**Available data**:
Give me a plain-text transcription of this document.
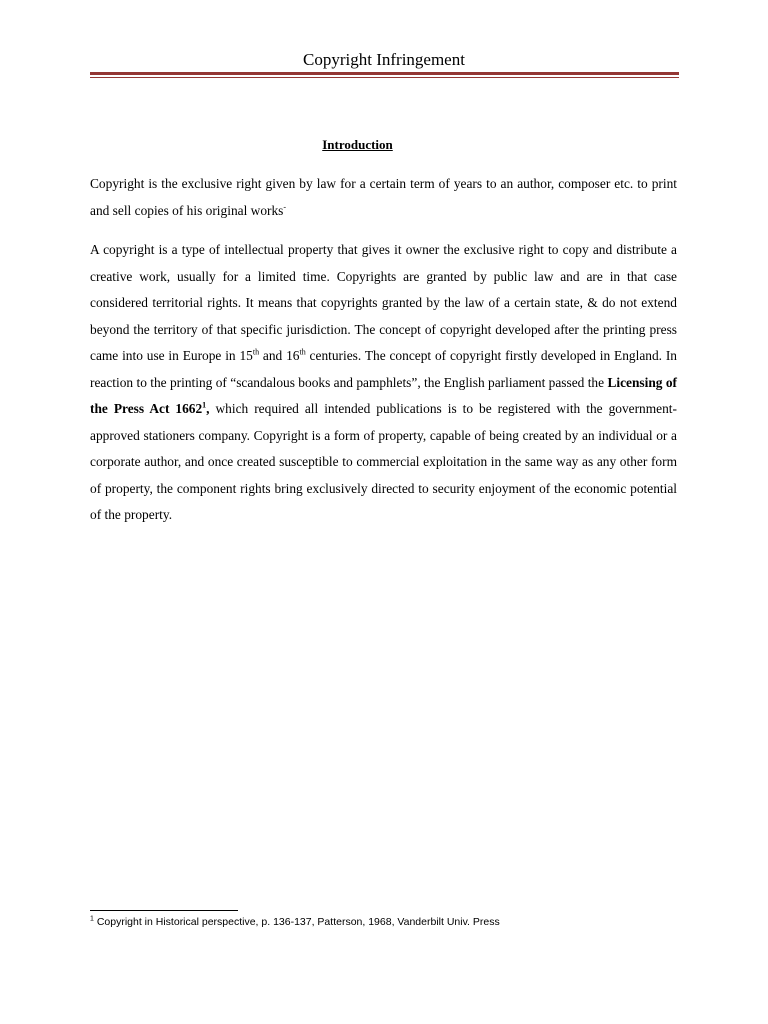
Copyright Infringement
Introduction

Copyright is the exclusive right given by law for a certain term of years to an author, composer etc. to print and sell copies of his original works-

A copyright is a type of intellectual property that gives it owner the exclusive right to copy and distribute a creative work, usually for a limited time. Copyrights are granted by public law and are in that case considered territorial rights. It means that copyrights granted by the law of a certain state, & do not extend beyond the territory of that specific jurisdiction. The concept of copyright developed after the printing press came into use in Europe in 15th and 16th centuries. The concept of copyright firstly developed in England. In reaction to the printing of “scandalous books and pamphlets”, the English parliament passed the Licensing of the Press Act 1662$^1$, which required all intended publications is to be registered with the government- approved stationers company. Copyright is a form of property, capable of being created by an individual or a corporate author, and once created susceptible to commercial exploitation in the same way as any other form of property, the component rights bring exclusively directed to security enjoyment of the economic potential of the property.

$^1$ Copyright in Historical perspective, p. 136-137, Patterson, 1968, Vanderbilt Univ. Press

**Directions**:
Except for the pictures, copy every line of the records above exactly.

**Full response**:
Give me a plain-text transcription of this document.
Copyright Infringement
Introduction

Copyright is the exclusive right given by law for a certain term of years to an author, composer etc. to print and sell copies of his original works-

A copyright is a type of intellectual property that gives it owner the exclusive right to copy and distribute a creative work, usually for a limited time. Copyrights are granted by public law and are in that case considered territorial rights. It means that copyrights granted by the law of a certain state, & do not extend beyond the territory of that specific jurisdiction. The concept of copyright developed after the printing press came into use in Europe in 15th and 16th centuries. The concept of copyright firstly developed in England. In reaction to the printing of “scandalous books and pamphlets”, the English parliament passed the Licensing of the Press Act 1662$^1$, which required all intended publications is to be registered with the government- approved stationers company. Copyright is a form of property, capable of being created by an individual or a corporate author, and once created susceptible to commercial exploitation in the same way as any other form of property, the component rights bring exclusively directed to security enjoyment of the economic potential of the property.

$^1$ Copyright in Historical perspective, p. 136-137, Patterson, 1968, Vanderbilt Univ. Press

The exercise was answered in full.